• _STATED EXERCISE_
Every record that follows should be printed verbatim.

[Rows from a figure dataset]

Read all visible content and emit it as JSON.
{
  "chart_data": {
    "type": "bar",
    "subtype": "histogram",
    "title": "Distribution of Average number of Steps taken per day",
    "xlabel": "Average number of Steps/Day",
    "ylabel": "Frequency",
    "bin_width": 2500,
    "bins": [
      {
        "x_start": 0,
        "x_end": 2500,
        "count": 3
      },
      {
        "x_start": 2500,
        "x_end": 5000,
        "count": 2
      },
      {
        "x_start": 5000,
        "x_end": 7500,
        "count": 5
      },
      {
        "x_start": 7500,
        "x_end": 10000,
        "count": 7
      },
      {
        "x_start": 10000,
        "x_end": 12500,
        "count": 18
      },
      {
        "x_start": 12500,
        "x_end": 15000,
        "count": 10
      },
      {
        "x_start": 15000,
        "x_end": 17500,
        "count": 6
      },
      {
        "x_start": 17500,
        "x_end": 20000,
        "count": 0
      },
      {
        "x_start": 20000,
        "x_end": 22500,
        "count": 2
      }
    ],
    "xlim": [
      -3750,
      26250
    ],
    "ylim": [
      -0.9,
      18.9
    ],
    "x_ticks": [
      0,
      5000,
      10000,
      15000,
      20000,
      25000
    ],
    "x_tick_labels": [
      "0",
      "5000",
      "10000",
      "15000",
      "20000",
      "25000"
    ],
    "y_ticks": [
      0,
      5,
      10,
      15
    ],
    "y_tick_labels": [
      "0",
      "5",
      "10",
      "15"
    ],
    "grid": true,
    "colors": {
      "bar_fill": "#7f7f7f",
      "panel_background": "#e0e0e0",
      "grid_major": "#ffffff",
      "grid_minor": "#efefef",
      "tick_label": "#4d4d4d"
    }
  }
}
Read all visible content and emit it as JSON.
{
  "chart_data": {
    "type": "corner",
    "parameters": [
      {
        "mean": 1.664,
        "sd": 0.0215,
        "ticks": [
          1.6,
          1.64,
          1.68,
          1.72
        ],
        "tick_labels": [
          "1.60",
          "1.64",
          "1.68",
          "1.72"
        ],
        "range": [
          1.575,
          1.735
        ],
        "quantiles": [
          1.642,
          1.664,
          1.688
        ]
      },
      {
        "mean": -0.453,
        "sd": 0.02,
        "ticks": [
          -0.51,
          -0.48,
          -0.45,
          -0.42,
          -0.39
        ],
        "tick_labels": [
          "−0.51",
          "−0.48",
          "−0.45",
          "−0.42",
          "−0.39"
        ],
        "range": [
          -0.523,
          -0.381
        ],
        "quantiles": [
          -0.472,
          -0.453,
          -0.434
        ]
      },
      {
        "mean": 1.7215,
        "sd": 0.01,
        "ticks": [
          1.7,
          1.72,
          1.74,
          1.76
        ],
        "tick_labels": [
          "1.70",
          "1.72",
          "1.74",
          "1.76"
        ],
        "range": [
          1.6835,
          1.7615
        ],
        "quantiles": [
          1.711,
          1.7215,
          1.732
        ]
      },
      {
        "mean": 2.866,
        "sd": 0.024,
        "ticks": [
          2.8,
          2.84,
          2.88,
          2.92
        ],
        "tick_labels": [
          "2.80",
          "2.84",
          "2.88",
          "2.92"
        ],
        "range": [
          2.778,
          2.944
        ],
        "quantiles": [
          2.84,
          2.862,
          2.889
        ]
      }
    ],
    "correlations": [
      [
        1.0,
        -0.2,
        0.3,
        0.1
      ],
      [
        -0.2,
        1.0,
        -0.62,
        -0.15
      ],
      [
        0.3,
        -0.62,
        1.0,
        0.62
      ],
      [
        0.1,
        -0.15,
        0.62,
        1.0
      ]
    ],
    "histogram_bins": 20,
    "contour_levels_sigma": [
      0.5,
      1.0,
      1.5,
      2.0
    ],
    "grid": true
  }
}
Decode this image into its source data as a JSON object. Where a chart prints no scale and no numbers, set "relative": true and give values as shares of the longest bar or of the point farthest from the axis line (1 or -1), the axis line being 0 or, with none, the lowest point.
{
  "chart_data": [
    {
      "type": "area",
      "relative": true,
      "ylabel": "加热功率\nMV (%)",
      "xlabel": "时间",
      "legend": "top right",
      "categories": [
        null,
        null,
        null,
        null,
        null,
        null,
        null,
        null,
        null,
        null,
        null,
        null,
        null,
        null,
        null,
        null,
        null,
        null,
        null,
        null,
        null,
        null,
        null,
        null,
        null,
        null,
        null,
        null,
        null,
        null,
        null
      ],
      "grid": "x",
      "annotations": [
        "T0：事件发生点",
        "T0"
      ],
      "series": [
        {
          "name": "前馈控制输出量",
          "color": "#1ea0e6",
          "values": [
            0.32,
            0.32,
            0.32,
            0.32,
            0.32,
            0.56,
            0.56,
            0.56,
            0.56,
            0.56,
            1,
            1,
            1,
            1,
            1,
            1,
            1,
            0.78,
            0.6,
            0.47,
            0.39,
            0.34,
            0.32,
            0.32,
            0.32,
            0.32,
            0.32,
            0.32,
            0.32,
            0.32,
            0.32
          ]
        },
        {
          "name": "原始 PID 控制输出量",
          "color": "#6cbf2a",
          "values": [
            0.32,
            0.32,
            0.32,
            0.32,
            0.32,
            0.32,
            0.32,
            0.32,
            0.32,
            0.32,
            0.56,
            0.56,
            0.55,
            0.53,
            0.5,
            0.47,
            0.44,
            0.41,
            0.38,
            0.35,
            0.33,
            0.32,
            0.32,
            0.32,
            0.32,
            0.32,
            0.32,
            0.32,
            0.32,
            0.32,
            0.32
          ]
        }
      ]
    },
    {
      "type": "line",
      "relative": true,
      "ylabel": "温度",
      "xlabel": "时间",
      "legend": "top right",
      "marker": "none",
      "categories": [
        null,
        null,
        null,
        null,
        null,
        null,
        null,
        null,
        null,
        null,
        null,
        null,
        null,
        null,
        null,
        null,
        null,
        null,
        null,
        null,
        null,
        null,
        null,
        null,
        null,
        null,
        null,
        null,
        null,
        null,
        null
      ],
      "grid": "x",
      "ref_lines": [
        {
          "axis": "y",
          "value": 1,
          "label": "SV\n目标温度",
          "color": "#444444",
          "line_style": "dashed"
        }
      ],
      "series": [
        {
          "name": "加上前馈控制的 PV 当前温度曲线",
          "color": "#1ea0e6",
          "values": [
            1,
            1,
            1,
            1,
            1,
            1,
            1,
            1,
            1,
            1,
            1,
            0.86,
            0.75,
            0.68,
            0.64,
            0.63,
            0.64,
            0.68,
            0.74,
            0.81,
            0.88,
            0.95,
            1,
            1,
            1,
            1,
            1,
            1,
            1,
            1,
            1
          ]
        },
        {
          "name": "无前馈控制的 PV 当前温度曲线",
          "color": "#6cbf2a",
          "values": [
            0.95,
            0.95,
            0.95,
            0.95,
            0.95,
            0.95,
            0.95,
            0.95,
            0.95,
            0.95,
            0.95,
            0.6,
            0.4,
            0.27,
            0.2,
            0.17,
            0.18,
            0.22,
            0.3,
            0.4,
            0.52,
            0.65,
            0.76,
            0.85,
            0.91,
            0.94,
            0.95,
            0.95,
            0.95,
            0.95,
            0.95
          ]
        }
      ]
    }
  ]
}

• _FULL SOLUTION_
Read all visible content and emit it as JSON.
{
  "chart_data": {
    "type": "bar",
    "subtype": "histogram",
    "title": "Distribution of Average number of Steps taken per day",
    "xlabel": "Average number of Steps/Day",
    "ylabel": "Frequency",
    "bin_width": 2500,
    "bins": [
      {
        "x_start": 0,
        "x_end": 2500,
        "count": 3
      },
      {
        "x_start": 2500,
        "x_end": 5000,
        "count": 2
      },
      {
        "x_start": 5000,
        "x_end": 7500,
        "count": 5
      },
      {
        "x_start": 7500,
        "x_end": 10000,
        "count": 7
      },
      {
        "x_start": 10000,
        "x_end": 12500,
        "count": 18
      },
      {
        "x_start": 12500,
        "x_end": 15000,
        "count": 10
      },
      {
        "x_start": 15000,
        "x_end": 17500,
        "count": 6
      },
      {
        "x_start": 17500,
        "x_end": 20000,
        "count": 0
      },
      {
        "x_start": 20000,
        "x_end": 22500,
        "count": 2
      }
    ],
    "xlim": [
      -3750,
      26250
    ],
    "ylim": [
      -0.9,
      18.9
    ],
    "x_ticks": [
      0,
      5000,
      10000,
      15000,
      20000,
      25000
    ],
    "x_tick_labels": [
      "0",
      "5000",
      "10000",
      "15000",
      "20000",
      "25000"
    ],
    "y_ticks": [
      0,
      5,
      10,
      15
    ],
    "y_tick_labels": [
      "0",
      "5",
      "10",
      "15"
    ],
    "grid": true,
    "colors": {
      "bar_fill": "#7f7f7f",
      "panel_background": "#e0e0e0",
      "grid_major": "#ffffff",
      "grid_minor": "#efefef",
      "tick_label": "#4d4d4d"
    }
  }
}
Read all visible content and emit it as JSON.
{
  "chart_data": {
    "type": "corner",
    "parameters": [
      {
        "mean": 1.664,
        "sd": 0.0215,
        "ticks": [
          1.6,
          1.64,
          1.68,
          1.72
        ],
        "tick_labels": [
          "1.60",
          "1.64",
          "1.68",
          "1.72"
        ],
        "range": [
          1.575,
          1.735
        ],
        "quantiles": [
          1.642,
          1.664,
          1.688
        ]
      },
      {
        "mean": -0.453,
        "sd": 0.02,
        "ticks": [
          -0.51,
          -0.48,
          -0.45,
          -0.42,
          -0.39
        ],
        "tick_labels": [
          "−0.51",
          "−0.48",
          "−0.45",
          "−0.42",
          "−0.39"
        ],
        "range": [
          -0.523,
          -0.381
        ],
        "quantiles": [
          -0.472,
          -0.453,
          -0.434
        ]
      },
      {
        "mean": 1.7215,
        "sd": 0.01,
        "ticks": [
          1.7,
          1.72,
          1.74,
          1.76
        ],
        "tick_labels": [
          "1.70",
          "1.72",
          "1.74",
          "1.76"
        ],
        "range": [
          1.6835,
          1.7615
        ],
        "quantiles": [
          1.711,
          1.7215,
          1.732
        ]
      },
      {
        "mean": 2.866,
        "sd": 0.024,
        "ticks": [
          2.8,
          2.84,
          2.88,
          2.92
        ],
        "tick_labels": [
          "2.80",
          "2.84",
          "2.88",
          "2.92"
        ],
        "range": [
          2.778,
          2.944
        ],
        "quantiles": [
          2.84,
          2.862,
          2.889
        ]
      }
    ],
    "correlations": [
      [
        1.0,
        -0.2,
        0.3,
        0.1
      ],
      [
        -0.2,
        1.0,
        -0.62,
        -0.15
      ],
      [
        0.3,
        -0.62,
        1.0,
        0.62
      ],
      [
        0.1,
        -0.15,
        0.62,
        1.0
      ]
    ],
    "histogram_bins": 20,
    "contour_levels_sigma": [
      0.5,
      1.0,
      1.5,
      2.0
    ],
    "grid": true
  }
}
Decode this image into its source data as a JSON object. Where a chart prints no scale and no numbers, set "relative": true and give values as shares of the longest bar or of the point farthest from the axis line (1 or -1), the axis line being 0 or, with none, the lowest point.
{
  "chart_data": [
    {
      "type": "area",
      "relative": true,
      "ylabel": "加热功率\nMV (%)",
      "xlabel": "时间",
      "legend": "top right",
      "categories": [
        null,
        null,
        null,
        null,
        null,
        null,
        null,
        null,
        null,
        null,
        null,
        null,
        null,
        null,
        null,
        null,
        null,
        null,
        null,
        null,
        null,
        null,
        null,
        null,
        null,
        null,
        null,
        null,
        null,
        null,
        null
      ],
      "grid": "x",
      "annotations": [
        "T0：事件发生点",
        "T0"
      ],
      "series": [
        {
          "name": "前馈控制输出量",
          "color": "#1ea0e6",
          "values": [
            0.32,
            0.32,
            0.32,
            0.32,
            0.32,
            0.56,
            0.56,
            0.56,
            0.56,
            0.56,
            1,
            1,
            1,
            1,
            1,
            1,
            1,
            0.78,
            0.6,
            0.47,
            0.39,
            0.34,
            0.32,
            0.32,
            0.32,
            0.32,
            0.32,
            0.32,
            0.32,
            0.32,
            0.32
          ]
        },
        {
          "name": "原始 PID 控制输出量",
          "color": "#6cbf2a",
          "values": [
            0.32,
            0.32,
            0.32,
            0.32,
            0.32,
            0.32,
            0.32,
            0.32,
            0.32,
            0.32,
            0.56,
            0.56,
            0.55,
            0.53,
            0.5,
            0.47,
            0.44,
            0.41,
            0.38,
            0.35,
            0.33,
            0.32,
            0.32,
            0.32,
            0.32,
            0.32,
            0.32,
            0.32,
            0.32,
            0.32,
            0.32
          ]
        }
      ]
    },
    {
      "type": "line",
      "relative": true,
      "ylabel": "温度",
      "xlabel": "时间",
      "legend": "top right",
      "marker": "none",
      "categories": [
        null,
        null,
        null,
        null,
        null,
        null,
        null,
        null,
        null,
        null,
        null,
        null,
        null,
        null,
        null,
        null,
        null,
        null,
        null,
        null,
        null,
        null,
        null,
        null,
        null,
        null,
        null,
        null,
        null,
        null,
        null
      ],
      "grid": "x",
      "ref_lines": [
        {
          "axis": "y",
          "value": 1,
          "label": "SV\n目标温度",
          "color": "#444444",
          "line_style": "dashed"
        }
      ],
      "series": [
        {
          "name": "加上前馈控制的 PV 当前温度曲线",
          "color": "#1ea0e6",
          "values": [
            1,
            1,
            1,
            1,
            1,
            1,
            1,
            1,
            1,
            1,
            1,
            0.86,
            0.75,
            0.68,
            0.64,
            0.63,
            0.64,
            0.68,
            0.74,
            0.81,
            0.88,
            0.95,
            1,
            1,
            1,
            1,
            1,
            1,
            1,
            1,
            1
          ]
        },
        {
          "name": "无前馈控制的 PV 当前温度曲线",
          "color": "#6cbf2a",
          "values": [
            0.95,
            0.95,
            0.95,
            0.95,
            0.95,
            0.95,
            0.95,
            0.95,
            0.95,
            0.95,
            0.95,
            0.6,
            0.4,
            0.27,
            0.2,
            0.17,
            0.18,
            0.22,
            0.3,
            0.4,
            0.52,
            0.65,
            0.76,
            0.85,
            0.91,
            0.94,
            0.95,
            0.95,
            0.95,
            0.95,
            0.95
          ]
        }
      ]
    }
  ]
}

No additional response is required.